▶ **Source records**
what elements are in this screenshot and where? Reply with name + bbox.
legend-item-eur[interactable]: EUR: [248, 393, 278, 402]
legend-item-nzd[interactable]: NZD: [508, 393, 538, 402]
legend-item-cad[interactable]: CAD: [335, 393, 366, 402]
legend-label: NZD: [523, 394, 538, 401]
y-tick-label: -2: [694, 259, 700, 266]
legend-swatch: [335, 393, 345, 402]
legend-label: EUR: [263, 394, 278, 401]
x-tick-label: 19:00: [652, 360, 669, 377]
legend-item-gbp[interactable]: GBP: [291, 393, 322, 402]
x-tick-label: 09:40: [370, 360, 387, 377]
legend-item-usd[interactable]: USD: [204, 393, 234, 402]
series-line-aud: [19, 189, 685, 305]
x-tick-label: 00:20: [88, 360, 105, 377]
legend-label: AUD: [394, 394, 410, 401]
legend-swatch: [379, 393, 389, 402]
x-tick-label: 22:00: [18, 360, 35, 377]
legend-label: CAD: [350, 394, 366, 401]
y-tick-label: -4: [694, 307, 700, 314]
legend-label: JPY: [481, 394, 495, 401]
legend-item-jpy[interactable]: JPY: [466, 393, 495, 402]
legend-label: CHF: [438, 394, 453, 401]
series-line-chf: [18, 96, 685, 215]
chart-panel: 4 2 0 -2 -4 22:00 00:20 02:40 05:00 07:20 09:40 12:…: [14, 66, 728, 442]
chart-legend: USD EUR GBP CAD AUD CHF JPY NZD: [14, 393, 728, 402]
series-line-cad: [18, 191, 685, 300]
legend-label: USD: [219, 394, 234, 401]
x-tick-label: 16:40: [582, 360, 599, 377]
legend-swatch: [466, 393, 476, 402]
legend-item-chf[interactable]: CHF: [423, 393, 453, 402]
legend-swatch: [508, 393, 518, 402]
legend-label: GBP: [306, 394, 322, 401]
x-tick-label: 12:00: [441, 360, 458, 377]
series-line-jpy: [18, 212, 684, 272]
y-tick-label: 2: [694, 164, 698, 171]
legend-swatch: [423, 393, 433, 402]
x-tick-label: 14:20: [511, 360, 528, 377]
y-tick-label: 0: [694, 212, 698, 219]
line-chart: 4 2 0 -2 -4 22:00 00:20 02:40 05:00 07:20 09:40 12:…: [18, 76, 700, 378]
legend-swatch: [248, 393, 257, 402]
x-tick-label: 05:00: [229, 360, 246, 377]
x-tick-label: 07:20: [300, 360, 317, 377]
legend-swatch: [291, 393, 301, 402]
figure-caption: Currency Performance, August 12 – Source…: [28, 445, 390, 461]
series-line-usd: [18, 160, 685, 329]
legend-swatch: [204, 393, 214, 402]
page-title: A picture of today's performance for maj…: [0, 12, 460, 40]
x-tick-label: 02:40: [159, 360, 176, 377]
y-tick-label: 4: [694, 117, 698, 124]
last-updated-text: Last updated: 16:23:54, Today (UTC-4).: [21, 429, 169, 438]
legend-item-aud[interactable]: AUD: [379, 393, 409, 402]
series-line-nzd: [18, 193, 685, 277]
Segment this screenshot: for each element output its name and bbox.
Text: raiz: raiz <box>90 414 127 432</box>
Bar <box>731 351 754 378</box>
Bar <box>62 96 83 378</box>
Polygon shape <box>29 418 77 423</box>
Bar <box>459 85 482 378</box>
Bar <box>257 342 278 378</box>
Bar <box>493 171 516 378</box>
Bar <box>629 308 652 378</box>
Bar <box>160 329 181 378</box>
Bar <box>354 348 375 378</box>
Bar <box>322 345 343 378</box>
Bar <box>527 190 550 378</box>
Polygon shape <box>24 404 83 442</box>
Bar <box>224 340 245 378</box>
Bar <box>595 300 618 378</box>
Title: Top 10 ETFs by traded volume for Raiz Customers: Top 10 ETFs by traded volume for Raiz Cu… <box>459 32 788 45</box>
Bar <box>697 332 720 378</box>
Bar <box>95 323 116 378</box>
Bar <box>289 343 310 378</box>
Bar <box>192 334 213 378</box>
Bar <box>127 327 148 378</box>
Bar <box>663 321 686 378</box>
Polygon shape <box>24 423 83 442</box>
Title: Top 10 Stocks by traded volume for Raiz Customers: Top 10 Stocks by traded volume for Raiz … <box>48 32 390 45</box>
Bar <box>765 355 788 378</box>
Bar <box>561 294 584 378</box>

▶ **Exercise**
Rewrite all of the records above, substituting "legend-marker" for every "legend-swatch" and keeping everything else the same.

▶ **Solution to the exercise**
what elements are in this screenshot and where? Reply with name + bbox.
legend-item-eur[interactable]: EUR: [248, 393, 278, 402]
legend-item-nzd[interactable]: NZD: [508, 393, 538, 402]
legend-item-cad[interactable]: CAD: [335, 393, 366, 402]
legend-label: NZD: [523, 394, 538, 401]
y-tick-label: -2: [694, 259, 700, 266]
legend-marker: [335, 393, 345, 402]
legend-label: EUR: [263, 394, 278, 401]
x-tick-label: 19:00: [652, 360, 669, 377]
legend-item-gbp[interactable]: GBP: [291, 393, 322, 402]
x-tick-label: 09:40: [370, 360, 387, 377]
legend-item-usd[interactable]: USD: [204, 393, 234, 402]
series-line-aud: [19, 189, 685, 305]
x-tick-label: 00:20: [88, 360, 105, 377]
legend-label: AUD: [394, 394, 410, 401]
legend-marker: [379, 393, 389, 402]
x-tick-label: 22:00: [18, 360, 35, 377]
legend-label: CAD: [350, 394, 366, 401]
y-tick-label: -4: [694, 307, 700, 314]
legend-label: JPY: [481, 394, 495, 401]
legend-item-jpy[interactable]: JPY: [466, 393, 495, 402]
legend-label: CHF: [438, 394, 453, 401]
series-line-chf: [18, 96, 685, 215]
chart-panel: 4 2 0 -2 -4 22:00 00:20 02:40 05:00 07:20 09:40 12:…: [14, 66, 728, 442]
chart-legend: USD EUR GBP CAD AUD CHF JPY NZD: [14, 393, 728, 402]
series-line-cad: [18, 191, 685, 300]
legend-label: USD: [219, 394, 234, 401]
x-tick-label: 16:40: [582, 360, 599, 377]
legend-marker: [466, 393, 476, 402]
legend-item-chf[interactable]: CHF: [423, 393, 453, 402]
legend-marker: [508, 393, 518, 402]
legend-label: GBP: [306, 394, 322, 401]
x-tick-label: 12:00: [441, 360, 458, 377]
series-line-jpy: [18, 212, 684, 272]
y-tick-label: 2: [694, 164, 698, 171]
legend-marker: [423, 393, 433, 402]
x-tick-label: 14:20: [511, 360, 528, 377]
y-tick-label: 0: [694, 212, 698, 219]
line-chart: 4 2 0 -2 -4 22:00 00:20 02:40 05:00 07:20 09:40 12:…: [18, 76, 700, 378]
legend-marker: [248, 393, 257, 402]
x-tick-label: 05:00: [229, 360, 246, 377]
x-tick-label: 07:20: [300, 360, 317, 377]
legend-marker: [291, 393, 301, 402]
figure-caption: Currency Performance, August 12 – Source…: [28, 445, 390, 461]
series-line-usd: [18, 160, 685, 329]
legend-marker: [204, 393, 214, 402]
page-title: A picture of today's performance for maj…: [0, 12, 460, 40]
x-tick-label: 02:40: [159, 360, 176, 377]
y-tick-label: 4: [694, 117, 698, 124]
last-updated-text: Last updated: 16:23:54, Today (UTC-4).: [21, 429, 169, 438]
legend-item-aud[interactable]: AUD: [379, 393, 409, 402]
series-line-nzd: [18, 193, 685, 277]
Segment this screenshot: for each element output its name and bbox.
Text: raiz: raiz <box>90 414 127 432</box>
Bar <box>731 351 754 378</box>
Bar <box>62 96 83 378</box>
Polygon shape <box>29 418 77 423</box>
Bar <box>459 85 482 378</box>
Bar <box>257 342 278 378</box>
Bar <box>493 171 516 378</box>
Bar <box>629 308 652 378</box>
Bar <box>160 329 181 378</box>
Bar <box>354 348 375 378</box>
Bar <box>322 345 343 378</box>
Bar <box>527 190 550 378</box>
Polygon shape <box>24 404 83 442</box>
Bar <box>224 340 245 378</box>
Bar <box>595 300 618 378</box>
Title: Top 10 ETFs by traded volume for Raiz Customers: Top 10 ETFs by traded volume for Raiz Cu… <box>459 32 788 45</box>
Bar <box>697 332 720 378</box>
Bar <box>95 323 116 378</box>
Bar <box>289 343 310 378</box>
Bar <box>192 334 213 378</box>
Bar <box>127 327 148 378</box>
Bar <box>663 321 686 378</box>
Polygon shape <box>24 423 83 442</box>
Title: Top 10 Stocks by traded volume for Raiz Customers: Top 10 Stocks by traded volume for Raiz … <box>48 32 390 45</box>
Bar <box>765 355 788 378</box>
Bar <box>561 294 584 378</box>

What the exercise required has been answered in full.